GIVEN PROBLEM
Reproduce the material in full, unchanged.

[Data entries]
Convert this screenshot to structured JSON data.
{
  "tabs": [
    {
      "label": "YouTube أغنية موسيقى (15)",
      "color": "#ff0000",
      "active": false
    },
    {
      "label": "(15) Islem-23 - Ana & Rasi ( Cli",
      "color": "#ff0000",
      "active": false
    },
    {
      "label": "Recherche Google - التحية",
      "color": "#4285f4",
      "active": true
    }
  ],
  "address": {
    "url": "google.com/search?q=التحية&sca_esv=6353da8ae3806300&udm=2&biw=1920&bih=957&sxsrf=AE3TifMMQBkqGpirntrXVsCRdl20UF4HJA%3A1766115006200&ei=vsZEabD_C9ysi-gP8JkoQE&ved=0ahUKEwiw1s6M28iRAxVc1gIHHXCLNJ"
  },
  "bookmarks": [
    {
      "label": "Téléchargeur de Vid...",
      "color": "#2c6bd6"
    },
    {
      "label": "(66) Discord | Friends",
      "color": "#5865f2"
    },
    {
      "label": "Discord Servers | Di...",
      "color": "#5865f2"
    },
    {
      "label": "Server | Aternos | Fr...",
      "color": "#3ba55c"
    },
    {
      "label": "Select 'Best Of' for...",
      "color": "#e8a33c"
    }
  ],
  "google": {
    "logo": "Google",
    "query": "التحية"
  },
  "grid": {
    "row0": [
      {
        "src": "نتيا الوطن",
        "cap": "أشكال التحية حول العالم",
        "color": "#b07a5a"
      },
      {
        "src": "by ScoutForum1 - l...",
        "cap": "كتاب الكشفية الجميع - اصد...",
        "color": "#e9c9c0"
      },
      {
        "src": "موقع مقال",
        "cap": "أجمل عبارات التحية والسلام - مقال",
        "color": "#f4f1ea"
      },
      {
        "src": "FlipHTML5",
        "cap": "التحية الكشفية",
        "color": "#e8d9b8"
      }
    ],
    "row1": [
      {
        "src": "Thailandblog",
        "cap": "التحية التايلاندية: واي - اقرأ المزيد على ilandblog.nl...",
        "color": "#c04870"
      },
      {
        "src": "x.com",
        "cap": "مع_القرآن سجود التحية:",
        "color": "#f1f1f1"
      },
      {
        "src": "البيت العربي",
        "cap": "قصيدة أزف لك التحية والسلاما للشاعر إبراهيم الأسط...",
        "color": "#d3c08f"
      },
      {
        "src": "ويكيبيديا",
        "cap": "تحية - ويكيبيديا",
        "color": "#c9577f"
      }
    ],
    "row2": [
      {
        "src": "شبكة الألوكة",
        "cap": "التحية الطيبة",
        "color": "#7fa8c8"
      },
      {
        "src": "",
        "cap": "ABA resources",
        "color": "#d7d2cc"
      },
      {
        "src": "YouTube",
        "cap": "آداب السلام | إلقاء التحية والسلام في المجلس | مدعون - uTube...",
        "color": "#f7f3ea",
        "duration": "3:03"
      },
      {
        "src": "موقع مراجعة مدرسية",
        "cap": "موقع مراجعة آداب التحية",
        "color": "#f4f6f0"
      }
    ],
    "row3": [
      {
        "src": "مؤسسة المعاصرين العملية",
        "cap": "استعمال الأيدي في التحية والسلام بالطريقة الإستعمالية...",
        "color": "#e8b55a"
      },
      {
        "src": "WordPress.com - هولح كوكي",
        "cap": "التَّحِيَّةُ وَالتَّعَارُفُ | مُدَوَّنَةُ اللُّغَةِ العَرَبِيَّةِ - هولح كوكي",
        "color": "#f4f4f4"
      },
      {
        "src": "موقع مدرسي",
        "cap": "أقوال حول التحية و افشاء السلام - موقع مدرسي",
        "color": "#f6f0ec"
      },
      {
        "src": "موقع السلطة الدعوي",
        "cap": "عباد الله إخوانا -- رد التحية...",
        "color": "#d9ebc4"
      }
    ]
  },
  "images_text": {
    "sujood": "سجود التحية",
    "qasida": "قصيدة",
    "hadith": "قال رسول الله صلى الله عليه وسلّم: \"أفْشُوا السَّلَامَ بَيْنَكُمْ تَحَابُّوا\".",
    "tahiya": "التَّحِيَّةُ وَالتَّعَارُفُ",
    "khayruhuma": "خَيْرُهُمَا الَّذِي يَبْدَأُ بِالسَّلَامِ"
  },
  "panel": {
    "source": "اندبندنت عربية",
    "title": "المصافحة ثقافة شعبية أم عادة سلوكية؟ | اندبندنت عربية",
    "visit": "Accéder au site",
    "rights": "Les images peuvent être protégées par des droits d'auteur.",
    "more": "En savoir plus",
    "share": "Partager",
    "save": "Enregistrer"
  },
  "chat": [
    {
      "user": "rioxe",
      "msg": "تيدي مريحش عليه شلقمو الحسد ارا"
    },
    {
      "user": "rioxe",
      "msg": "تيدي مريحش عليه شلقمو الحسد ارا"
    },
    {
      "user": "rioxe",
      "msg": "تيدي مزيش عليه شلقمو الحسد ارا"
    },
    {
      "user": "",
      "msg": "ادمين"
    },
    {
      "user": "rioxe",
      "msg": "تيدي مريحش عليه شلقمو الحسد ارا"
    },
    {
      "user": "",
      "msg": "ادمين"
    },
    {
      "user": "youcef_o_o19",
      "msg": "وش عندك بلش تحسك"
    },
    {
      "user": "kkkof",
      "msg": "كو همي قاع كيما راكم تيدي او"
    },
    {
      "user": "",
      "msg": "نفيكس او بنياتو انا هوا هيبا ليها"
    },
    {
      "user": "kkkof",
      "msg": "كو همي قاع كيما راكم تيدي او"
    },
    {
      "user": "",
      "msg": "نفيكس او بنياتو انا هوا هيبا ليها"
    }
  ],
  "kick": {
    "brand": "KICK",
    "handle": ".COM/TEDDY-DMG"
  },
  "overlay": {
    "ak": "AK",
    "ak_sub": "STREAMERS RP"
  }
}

EXERCISE OUTPUT
Convert this screenshot to structured JSON data.
{
  "tabs": [
    {
      "label": "YouTube أغنية موسيقى (15)",
      "color": "#ff0000",
      "active": false
    },
    {
      "label": "(15) Islem-23 - Ana & Rasi ( Cli",
      "color": "#ff0000",
      "active": false
    },
    {
      "label": "Recherche Google - التحية",
      "color": "#4285f4",
      "active": true
    }
  ],
  "address": {
    "url": "google.com/search?q=التحية&sca_esv=6353da8ae3806300&udm=2&biw=1920&bih=957&sxsrf=AE3TifMMQBkqGpirntrXVsCRdl20UF4HJA%3A1766115006200&ei=vsZEabD_C9ysi-gP8JkoQE&ved=0ahUKEwiw1s6M28iRAxVc1gIHHXCLNJ"
  },
  "bookmarks": [
    {
      "label": "Téléchargeur de Vid...",
      "color": "#2c6bd6"
    },
    {
      "label": "(66) Discord | Friends",
      "color": "#5865f2"
    },
    {
      "label": "Discord Servers | Di...",
      "color": "#5865f2"
    },
    {
      "label": "Server | Aternos | Fr...",
      "color": "#3ba55c"
    },
    {
      "label": "Select 'Best Of' for...",
      "color": "#e8a33c"
    }
  ],
  "google": {
    "logo": "Google",
    "query": "التحية"
  },
  "grid": {
    "row0": [
      {
        "src": "نتيا الوطن",
        "cap": "أشكال التحية حول العالم",
        "color": "#b07a5a"
      },
      {
        "src": "by ScoutForum1 - l...",
        "cap": "كتاب الكشفية الجميع - اصد...",
        "color": "#e9c9c0"
      },
      {
        "src": "موقع مقال",
        "cap": "أجمل عبارات التحية والسلام - مقال",
        "color": "#f4f1ea"
      },
      {
        "src": "FlipHTML5",
        "cap": "التحية الكشفية",
        "color": "#e8d9b8"
      }
    ],
    "row1": [
      {
        "src": "Thailandblog",
        "cap": "التحية التايلاندية: واي - اقرأ المزيد على ilandblog.nl...",
        "color": "#c04870"
      },
      {
        "src": "x.com",
        "cap": "مع_القرآن سجود التحية:",
        "color": "#f1f1f1"
      },
      {
        "src": "البيت العربي",
        "cap": "قصيدة أزف لك التحية والسلاما للشاعر إبراهيم الأسط...",
        "color": "#d3c08f"
      },
      {
        "src": "ويكيبيديا",
        "cap": "تحية - ويكيبيديا",
        "color": "#c9577f"
      }
    ],
    "row2": [
      {
        "src": "شبكة الألوكة",
        "cap": "التحية الطيبة",
        "color": "#7fa8c8"
      },
      {
        "src": "",
        "cap": "ABA resources",
        "color": "#d7d2cc"
      },
      {
        "src": "YouTube",
        "cap": "آداب السلام | إلقاء التحية والسلام في المجلس | مدعون - uTube...",
        "color": "#f7f3ea",
        "duration": "3:03"
      },
      {
        "src": "موقع مراجعة مدرسية",
        "cap": "موقع مراجعة آداب التحية",
        "color": "#f4f6f0"
      }
    ],
    "row3": [
      {
        "src": "مؤسسة المعاصرين العملية",
        "cap": "استعمال الأيدي في التحية والسلام بالطريقة الإستعمالية...",
        "color": "#e8b55a"
      },
      {
        "src": "WordPress.com - هولح كوكي",
        "cap": "التَّحِيَّةُ وَالتَّعَارُفُ | مُدَوَّنَةُ اللُّغَةِ العَرَبِيَّةِ - هولح كوكي",
        "color": "#f4f4f4"
      },
      {
        "src": "موقع مدرسي",
        "cap": "أقوال حول التحية و افشاء السلام - موقع مدرسي",
        "color": "#f6f0ec"
      },
      {
        "src": "موقع السلطة الدعوي",
        "cap": "عباد الله إخوانا -- رد التحية...",
        "color": "#d9ebc4"
      }
    ]
  },
  "images_text": {
    "sujood": "سجود التحية",
    "qasida": "قصيدة",
    "hadith": "قال رسول الله صلى الله عليه وسلّم: \"أفْشُوا السَّلَامَ بَيْنَكُمْ تَحَابُّوا\".",
    "tahiya": "التَّحِيَّةُ وَالتَّعَارُفُ",
    "khayruhuma": "خَيْرُهُمَا الَّذِي يَبْدَأُ بِالسَّلَامِ"
  },
  "panel": {
    "source": "اندبندنت عربية",
    "title": "المصافحة ثقافة شعبية أم عادة سلوكية؟ | اندبندنت عربية",
    "visit": "Accéder au site",
    "rights": "Les images peuvent être protégées par des droits d'auteur.",
    "more": "En savoir plus",
    "share": "Partager",
    "save": "Enregistrer"
  },
  "chat": [
    {
      "user": "rioxe",
      "msg": "تيدي مريحش عليه شلقمو الحسد ارا"
    },
    {
      "user": "rioxe",
      "msg": "تيدي مريحش عليه شلقمو الحسد ارا"
    },
    {
      "user": "rioxe",
      "msg": "تيدي مزيش عليه شلقمو الحسد ارا"
    },
    {
      "user": "",
      "msg": "ادمين"
    },
    {
      "user": "rioxe",
      "msg": "تيدي مريحش عليه شلقمو الحسد ارا"
    },
    {
      "user": "",
      "msg": "ادمين"
    },
    {
      "user": "youcef_o_o19",
      "msg": "وش عندك بلش تحسك"
    },
    {
      "user": "kkkof",
      "msg": "كو همي قاع كيما راكم تيدي او"
    },
    {
      "user": "",
      "msg": "نفيكس او بنياتو انا هوا هيبا ليها"
    },
    {
      "user": "kkkof",
      "msg": "كو همي قاع كيما راكم تيدي او"
    },
    {
      "user": "",
      "msg": "نفيكس او بنياتو انا هوا هيبا ليها"
    }
  ],
  "kick": {
    "brand": "KICK",
    "handle": ".COM/TEDDY-DMG"
  },
  "overlay": {
    "ak": "AK",
    "ak_sub": "STREAMERS RP"
  }
}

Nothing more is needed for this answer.